[A block of data]
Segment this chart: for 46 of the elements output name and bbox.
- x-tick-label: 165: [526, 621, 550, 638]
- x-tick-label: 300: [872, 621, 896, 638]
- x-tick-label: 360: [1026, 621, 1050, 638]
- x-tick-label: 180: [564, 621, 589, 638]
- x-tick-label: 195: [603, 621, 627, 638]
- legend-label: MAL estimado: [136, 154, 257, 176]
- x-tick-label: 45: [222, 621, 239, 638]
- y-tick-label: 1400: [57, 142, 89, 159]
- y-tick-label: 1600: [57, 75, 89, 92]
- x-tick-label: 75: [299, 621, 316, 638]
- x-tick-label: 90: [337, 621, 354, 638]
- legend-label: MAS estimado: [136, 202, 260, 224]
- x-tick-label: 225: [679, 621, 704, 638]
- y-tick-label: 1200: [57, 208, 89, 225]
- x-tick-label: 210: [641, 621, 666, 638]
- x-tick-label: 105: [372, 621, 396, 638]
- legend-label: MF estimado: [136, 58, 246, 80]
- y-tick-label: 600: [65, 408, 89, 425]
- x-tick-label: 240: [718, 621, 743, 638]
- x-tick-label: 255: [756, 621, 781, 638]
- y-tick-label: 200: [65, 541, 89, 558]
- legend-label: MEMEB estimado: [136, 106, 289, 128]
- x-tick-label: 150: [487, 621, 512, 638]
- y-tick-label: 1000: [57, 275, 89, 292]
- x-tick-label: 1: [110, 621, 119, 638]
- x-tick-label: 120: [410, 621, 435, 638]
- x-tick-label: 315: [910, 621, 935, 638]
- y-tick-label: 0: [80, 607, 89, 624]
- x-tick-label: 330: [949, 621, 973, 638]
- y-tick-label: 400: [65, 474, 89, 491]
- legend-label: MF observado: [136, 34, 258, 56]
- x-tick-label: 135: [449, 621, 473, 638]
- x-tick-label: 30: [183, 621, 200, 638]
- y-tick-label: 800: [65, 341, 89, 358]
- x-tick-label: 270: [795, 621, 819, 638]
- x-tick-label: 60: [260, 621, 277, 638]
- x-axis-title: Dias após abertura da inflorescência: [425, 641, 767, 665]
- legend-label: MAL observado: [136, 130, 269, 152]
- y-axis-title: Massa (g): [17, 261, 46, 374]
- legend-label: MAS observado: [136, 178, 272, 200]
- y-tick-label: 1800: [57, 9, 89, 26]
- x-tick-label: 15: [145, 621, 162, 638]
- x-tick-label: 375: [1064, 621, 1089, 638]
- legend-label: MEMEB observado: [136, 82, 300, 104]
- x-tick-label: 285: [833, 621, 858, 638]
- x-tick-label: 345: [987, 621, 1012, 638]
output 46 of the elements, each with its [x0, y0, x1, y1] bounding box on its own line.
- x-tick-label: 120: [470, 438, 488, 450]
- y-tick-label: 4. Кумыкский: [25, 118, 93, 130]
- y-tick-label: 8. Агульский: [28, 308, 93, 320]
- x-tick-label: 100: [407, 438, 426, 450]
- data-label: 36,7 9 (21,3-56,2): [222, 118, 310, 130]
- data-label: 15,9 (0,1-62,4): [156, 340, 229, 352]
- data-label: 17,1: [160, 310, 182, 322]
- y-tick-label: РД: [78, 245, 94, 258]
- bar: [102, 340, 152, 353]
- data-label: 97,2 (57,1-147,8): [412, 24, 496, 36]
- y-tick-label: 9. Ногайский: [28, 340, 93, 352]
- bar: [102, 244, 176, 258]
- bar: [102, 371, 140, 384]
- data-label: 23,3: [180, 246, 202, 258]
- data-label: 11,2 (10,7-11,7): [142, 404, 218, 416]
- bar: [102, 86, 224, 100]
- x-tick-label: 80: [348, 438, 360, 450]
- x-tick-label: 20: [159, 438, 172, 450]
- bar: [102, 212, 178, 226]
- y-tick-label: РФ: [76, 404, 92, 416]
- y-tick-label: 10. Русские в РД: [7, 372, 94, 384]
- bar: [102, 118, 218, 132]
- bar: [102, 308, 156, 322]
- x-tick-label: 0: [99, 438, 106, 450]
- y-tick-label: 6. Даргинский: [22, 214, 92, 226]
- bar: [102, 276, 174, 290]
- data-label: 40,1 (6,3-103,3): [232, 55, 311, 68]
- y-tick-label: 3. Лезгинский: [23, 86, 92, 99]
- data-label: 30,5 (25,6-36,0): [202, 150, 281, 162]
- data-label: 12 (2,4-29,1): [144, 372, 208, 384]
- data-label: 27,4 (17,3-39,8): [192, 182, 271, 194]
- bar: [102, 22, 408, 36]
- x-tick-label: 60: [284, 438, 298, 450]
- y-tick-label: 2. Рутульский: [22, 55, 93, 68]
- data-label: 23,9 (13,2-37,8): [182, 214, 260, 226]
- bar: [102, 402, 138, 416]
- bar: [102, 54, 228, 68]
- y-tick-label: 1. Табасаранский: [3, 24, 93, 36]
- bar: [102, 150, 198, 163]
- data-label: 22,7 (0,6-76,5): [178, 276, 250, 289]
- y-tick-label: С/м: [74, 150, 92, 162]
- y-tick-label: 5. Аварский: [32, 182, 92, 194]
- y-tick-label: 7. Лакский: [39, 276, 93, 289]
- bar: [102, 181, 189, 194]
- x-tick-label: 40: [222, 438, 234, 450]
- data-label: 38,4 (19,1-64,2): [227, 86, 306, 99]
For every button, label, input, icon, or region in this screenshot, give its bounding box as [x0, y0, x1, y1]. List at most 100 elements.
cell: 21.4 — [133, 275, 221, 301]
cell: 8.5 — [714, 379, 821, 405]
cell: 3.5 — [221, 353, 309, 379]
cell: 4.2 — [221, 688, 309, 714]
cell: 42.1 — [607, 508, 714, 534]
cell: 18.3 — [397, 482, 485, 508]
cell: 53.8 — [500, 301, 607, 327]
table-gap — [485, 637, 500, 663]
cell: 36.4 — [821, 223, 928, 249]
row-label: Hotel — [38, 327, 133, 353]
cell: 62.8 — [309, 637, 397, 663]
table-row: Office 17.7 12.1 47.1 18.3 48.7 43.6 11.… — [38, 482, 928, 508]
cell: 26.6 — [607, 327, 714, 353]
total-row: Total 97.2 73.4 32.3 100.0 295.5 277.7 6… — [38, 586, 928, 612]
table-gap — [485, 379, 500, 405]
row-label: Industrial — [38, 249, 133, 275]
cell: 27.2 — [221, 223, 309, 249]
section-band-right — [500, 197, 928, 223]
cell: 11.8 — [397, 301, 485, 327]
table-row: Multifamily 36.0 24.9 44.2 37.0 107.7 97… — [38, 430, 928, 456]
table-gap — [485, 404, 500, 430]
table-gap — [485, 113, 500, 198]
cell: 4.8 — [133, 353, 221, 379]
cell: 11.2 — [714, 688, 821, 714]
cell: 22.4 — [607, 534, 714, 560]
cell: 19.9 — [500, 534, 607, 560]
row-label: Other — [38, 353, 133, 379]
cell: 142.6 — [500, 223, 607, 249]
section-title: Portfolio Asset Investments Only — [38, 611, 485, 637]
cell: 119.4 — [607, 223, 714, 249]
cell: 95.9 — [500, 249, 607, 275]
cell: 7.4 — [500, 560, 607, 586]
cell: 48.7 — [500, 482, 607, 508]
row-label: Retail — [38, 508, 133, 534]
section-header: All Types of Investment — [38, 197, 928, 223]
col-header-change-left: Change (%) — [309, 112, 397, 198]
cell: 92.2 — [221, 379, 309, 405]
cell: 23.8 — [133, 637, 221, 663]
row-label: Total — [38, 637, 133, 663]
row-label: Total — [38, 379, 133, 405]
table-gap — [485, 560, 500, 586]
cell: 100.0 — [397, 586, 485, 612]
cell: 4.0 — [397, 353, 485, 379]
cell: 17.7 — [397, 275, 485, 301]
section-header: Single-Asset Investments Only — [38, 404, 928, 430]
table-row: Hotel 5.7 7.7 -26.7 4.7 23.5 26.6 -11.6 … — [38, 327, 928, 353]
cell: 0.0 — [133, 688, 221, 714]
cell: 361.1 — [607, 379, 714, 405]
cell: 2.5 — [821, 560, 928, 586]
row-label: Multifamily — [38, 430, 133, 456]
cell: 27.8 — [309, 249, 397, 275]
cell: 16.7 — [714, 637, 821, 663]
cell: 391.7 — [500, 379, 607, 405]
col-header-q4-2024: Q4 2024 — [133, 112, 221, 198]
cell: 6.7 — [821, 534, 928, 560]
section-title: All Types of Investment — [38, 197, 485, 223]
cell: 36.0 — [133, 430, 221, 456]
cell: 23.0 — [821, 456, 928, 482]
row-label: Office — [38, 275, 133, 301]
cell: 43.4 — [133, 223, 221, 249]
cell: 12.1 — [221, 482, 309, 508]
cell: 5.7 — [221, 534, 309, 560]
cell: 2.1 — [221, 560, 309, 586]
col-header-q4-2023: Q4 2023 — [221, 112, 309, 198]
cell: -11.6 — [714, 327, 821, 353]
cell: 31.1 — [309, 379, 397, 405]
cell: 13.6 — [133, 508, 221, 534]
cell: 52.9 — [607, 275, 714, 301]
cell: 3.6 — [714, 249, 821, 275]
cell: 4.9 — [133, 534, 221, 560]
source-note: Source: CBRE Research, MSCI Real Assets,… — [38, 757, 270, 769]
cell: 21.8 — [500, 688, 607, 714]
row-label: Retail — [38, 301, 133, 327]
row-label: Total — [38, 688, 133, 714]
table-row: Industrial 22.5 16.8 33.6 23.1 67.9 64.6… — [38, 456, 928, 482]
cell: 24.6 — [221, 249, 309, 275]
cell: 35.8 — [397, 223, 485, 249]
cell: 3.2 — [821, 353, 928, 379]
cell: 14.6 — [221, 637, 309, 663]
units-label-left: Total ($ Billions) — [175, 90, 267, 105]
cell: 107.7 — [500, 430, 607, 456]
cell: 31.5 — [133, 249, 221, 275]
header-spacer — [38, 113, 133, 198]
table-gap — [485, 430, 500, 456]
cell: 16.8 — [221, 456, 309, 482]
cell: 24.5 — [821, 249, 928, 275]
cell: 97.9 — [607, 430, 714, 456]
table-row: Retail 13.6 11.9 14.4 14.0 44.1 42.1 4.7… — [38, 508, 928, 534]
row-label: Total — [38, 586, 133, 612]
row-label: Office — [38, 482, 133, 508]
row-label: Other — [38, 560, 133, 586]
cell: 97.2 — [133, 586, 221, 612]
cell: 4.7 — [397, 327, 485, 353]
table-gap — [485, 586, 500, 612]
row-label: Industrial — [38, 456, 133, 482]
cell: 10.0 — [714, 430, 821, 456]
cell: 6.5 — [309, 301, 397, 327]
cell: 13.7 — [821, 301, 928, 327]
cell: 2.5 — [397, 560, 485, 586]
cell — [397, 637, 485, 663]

_TASK STATEMENT_
Pick out every line in the rows above that contains the string "Investments", and copy each one.

_CORRECT OUTPUT_
section-title: Portfolio Asset Investments Only — [38, 611, 485, 637]
section-header: Single-Asset Investments Only — [38, 404, 928, 430]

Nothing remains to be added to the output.